------ DATASET CONTENT ------

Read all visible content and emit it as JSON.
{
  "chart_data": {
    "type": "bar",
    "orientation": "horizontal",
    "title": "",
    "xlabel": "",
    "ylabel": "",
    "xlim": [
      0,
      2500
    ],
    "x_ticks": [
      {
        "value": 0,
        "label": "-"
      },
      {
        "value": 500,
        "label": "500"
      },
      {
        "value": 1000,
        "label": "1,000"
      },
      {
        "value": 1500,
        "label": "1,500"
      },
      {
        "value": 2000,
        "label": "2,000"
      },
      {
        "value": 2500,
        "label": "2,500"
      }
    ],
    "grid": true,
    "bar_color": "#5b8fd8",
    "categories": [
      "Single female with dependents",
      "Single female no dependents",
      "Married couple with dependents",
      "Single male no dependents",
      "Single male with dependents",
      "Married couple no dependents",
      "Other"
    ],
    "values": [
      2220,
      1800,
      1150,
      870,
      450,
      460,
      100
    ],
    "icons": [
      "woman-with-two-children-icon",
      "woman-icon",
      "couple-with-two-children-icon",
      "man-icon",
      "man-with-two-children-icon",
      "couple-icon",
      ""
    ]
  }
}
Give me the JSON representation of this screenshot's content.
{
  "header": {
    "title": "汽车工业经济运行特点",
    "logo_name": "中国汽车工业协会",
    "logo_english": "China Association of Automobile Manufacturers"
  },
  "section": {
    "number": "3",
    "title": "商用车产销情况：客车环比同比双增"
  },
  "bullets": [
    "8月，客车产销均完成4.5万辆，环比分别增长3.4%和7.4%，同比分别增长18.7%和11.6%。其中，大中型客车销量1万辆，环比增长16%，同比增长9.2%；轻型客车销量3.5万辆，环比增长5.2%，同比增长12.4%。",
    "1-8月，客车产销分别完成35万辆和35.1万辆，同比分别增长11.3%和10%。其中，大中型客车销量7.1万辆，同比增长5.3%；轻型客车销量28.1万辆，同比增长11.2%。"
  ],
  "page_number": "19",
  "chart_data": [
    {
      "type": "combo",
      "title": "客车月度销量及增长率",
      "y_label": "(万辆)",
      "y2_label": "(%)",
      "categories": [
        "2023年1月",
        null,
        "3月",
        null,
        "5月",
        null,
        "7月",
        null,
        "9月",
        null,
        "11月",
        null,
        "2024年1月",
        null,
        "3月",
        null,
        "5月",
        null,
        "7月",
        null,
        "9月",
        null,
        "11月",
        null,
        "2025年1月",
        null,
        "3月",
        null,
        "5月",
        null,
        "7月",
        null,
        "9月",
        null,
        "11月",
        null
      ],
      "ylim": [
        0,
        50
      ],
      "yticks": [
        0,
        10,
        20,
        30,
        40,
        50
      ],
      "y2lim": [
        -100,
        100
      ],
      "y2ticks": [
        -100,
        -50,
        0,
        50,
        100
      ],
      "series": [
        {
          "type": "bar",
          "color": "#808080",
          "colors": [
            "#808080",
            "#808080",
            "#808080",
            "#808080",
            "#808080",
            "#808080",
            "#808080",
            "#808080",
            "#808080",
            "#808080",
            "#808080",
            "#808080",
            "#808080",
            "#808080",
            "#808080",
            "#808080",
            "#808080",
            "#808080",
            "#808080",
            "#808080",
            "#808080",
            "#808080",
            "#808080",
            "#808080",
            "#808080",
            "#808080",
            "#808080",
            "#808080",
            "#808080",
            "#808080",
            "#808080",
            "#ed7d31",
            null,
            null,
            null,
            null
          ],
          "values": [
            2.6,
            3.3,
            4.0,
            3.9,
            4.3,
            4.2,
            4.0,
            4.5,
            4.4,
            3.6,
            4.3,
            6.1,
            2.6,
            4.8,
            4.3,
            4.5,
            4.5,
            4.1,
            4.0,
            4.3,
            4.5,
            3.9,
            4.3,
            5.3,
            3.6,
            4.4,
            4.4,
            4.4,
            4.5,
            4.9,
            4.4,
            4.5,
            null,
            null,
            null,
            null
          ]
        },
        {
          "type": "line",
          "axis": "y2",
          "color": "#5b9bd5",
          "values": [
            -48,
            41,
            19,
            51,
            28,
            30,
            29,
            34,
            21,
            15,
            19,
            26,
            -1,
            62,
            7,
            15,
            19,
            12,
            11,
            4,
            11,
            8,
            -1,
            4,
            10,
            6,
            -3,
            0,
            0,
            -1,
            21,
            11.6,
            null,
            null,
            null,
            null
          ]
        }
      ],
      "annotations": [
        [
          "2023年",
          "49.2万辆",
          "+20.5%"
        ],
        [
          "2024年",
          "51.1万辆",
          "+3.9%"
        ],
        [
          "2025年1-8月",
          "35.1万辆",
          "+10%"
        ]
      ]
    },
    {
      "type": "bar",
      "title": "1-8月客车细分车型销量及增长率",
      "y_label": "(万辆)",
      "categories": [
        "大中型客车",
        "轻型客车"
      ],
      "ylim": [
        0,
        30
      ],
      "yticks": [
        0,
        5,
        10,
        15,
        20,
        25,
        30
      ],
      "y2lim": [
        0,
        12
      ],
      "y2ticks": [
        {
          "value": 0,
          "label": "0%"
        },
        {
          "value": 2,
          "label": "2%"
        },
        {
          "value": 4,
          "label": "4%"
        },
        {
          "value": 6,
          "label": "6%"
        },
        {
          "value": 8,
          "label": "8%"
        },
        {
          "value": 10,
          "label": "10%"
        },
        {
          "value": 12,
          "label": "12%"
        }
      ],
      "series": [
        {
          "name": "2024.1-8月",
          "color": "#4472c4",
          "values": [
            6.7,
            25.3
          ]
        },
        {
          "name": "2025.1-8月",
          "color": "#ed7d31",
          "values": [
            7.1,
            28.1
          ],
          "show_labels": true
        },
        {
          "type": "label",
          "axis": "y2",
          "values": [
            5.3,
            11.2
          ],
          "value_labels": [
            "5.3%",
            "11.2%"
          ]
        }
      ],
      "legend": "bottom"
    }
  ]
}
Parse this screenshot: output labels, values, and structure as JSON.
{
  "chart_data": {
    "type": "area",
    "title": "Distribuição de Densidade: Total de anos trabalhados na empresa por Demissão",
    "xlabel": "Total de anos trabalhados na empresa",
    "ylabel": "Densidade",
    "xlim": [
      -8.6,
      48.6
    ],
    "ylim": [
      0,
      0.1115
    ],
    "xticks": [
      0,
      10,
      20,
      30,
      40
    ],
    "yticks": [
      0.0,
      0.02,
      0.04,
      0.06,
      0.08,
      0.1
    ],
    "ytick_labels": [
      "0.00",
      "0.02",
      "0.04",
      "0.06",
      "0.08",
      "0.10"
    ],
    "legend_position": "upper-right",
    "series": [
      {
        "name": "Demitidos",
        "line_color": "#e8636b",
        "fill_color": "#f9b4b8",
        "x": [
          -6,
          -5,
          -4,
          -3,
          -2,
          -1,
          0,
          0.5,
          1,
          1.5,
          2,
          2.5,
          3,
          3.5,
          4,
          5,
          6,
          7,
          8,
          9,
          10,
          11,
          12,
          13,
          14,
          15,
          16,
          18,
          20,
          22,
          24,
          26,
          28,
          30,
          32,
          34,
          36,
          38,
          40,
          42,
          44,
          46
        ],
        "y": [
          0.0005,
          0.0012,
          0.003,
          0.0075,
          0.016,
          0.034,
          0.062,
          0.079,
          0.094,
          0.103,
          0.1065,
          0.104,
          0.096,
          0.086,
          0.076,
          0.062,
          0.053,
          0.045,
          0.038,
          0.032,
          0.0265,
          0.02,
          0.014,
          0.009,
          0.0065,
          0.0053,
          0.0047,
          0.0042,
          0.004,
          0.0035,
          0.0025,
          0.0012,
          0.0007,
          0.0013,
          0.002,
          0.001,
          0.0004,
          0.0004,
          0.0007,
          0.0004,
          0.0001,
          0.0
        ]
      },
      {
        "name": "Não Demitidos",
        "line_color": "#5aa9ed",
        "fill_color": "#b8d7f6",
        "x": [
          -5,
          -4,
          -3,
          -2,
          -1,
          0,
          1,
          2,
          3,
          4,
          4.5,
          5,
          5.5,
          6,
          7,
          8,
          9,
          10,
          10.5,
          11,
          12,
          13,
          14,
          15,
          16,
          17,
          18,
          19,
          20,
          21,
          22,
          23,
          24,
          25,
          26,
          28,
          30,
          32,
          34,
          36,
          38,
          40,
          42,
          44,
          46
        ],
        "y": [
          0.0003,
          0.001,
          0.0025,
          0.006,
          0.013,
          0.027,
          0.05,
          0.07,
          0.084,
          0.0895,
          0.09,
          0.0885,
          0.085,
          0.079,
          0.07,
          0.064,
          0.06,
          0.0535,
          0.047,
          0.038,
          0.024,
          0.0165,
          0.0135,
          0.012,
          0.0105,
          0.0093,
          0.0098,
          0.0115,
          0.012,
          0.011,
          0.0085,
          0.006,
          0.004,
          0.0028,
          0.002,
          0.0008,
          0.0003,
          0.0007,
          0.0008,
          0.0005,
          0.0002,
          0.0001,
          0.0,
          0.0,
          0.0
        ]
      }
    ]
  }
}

------

* **SET TASK**:
From the entries above, copy each line holding "Total".

* **TASK OUTPUT**:
    "title": "Distribuição de Densidade: Total de anos trabalhados na empresa por Demissão",
    "xlabel": "Total de anos trabalhados na empresa",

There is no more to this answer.